→ **Exercise description**:
Put everything from the line containing "dropdown[interactable]: enabled [482,186,564,208]" down to the line containing "tab[interactable]: Hosts [437,9,488,33]" into a Markdown table, with the columns No. for the row number and Entry for the line itself, and leave out blank lines.

→ **Excerpted records**:
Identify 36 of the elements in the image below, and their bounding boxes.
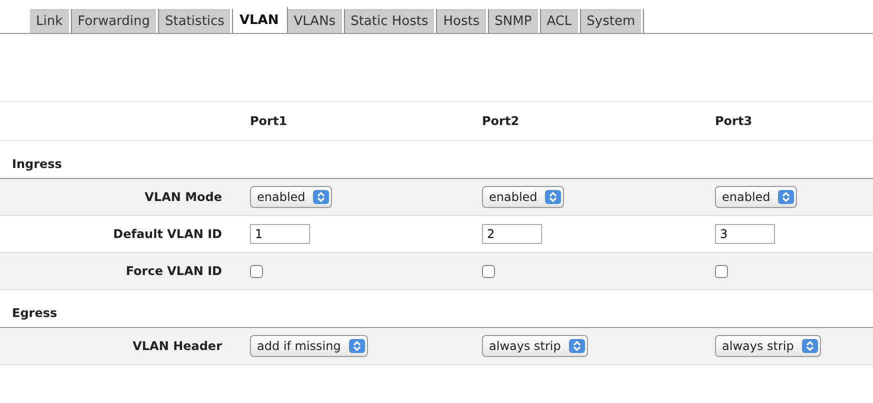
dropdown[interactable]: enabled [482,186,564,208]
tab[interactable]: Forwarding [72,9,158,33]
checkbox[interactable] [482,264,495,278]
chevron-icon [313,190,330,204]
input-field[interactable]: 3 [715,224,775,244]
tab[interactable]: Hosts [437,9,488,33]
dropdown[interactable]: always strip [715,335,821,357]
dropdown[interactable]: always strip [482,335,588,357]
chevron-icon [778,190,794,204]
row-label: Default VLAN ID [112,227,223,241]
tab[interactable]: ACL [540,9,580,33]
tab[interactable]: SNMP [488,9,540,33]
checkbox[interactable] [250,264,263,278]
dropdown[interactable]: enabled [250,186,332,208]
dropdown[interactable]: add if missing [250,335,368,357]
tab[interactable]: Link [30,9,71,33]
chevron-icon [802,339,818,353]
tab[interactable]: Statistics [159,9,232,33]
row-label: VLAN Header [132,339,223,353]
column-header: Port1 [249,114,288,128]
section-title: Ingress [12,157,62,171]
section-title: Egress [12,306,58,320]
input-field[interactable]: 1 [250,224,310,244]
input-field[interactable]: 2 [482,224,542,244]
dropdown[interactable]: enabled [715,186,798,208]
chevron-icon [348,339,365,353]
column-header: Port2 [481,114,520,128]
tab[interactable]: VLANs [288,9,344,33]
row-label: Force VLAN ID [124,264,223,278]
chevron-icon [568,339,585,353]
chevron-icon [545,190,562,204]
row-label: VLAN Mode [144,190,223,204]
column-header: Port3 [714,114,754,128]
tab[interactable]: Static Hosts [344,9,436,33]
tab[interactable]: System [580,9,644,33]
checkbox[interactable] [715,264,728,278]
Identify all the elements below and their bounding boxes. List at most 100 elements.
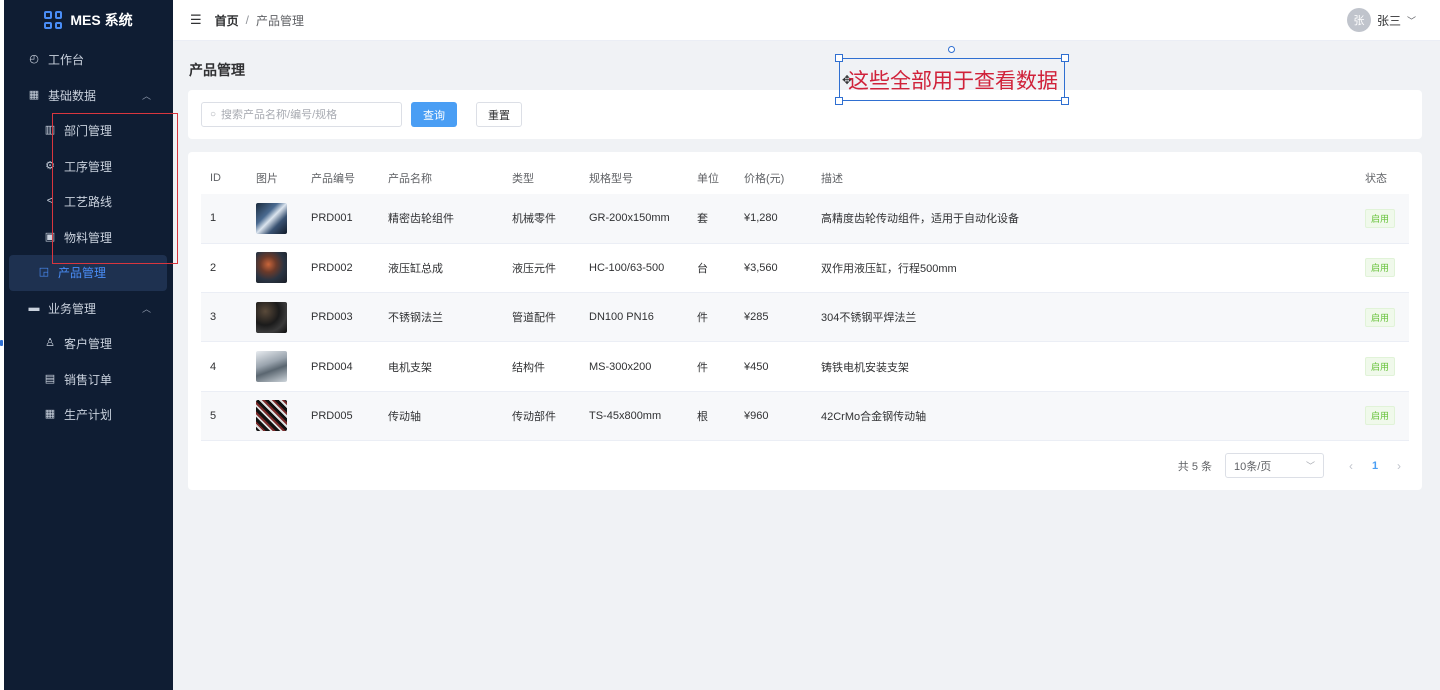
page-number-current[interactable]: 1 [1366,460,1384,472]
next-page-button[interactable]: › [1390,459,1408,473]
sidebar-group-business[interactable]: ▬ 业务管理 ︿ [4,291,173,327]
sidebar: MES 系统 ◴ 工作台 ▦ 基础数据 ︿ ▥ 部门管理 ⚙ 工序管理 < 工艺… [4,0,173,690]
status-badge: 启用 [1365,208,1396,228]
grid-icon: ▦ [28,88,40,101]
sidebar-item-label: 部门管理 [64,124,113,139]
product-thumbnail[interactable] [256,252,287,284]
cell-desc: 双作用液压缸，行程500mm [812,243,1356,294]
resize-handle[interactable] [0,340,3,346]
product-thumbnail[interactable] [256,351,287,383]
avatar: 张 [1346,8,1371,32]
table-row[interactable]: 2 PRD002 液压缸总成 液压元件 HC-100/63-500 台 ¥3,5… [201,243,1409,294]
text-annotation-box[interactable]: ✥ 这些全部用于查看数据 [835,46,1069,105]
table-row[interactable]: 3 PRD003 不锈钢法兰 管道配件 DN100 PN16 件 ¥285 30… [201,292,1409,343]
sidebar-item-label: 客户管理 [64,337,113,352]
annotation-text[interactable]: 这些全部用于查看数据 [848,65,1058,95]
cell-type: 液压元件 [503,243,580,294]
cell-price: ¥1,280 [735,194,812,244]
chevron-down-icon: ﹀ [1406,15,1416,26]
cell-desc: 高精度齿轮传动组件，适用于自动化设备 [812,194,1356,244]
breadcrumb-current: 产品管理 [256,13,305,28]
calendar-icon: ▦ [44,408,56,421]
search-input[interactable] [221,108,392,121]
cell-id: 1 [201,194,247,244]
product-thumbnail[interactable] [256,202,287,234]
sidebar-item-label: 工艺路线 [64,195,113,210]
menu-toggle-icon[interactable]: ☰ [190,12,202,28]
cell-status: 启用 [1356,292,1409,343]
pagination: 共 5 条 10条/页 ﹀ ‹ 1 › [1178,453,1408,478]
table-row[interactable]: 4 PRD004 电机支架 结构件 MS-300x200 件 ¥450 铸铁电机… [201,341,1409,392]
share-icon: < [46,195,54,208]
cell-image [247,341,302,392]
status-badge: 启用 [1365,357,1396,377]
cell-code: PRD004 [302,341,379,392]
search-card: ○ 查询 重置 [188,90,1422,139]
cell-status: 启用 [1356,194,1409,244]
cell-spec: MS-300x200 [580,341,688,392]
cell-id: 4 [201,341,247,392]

→ **The solution**:
| No. | Entry |
|---|---|
| 1 | dropdown[interactable]: enabled [482,186,564,208] |
| 2 | tab[interactable]: Forwarding [72,9,158,33] |
| 3 | checkbox[interactable] [482,264,495,278] |
| 4 | chevron-icon [313,190,330,204] |
| 5 | input-field[interactable]: 3 [715,224,775,244] |
| 6 | tab[interactable]: Hosts [437,9,488,33] |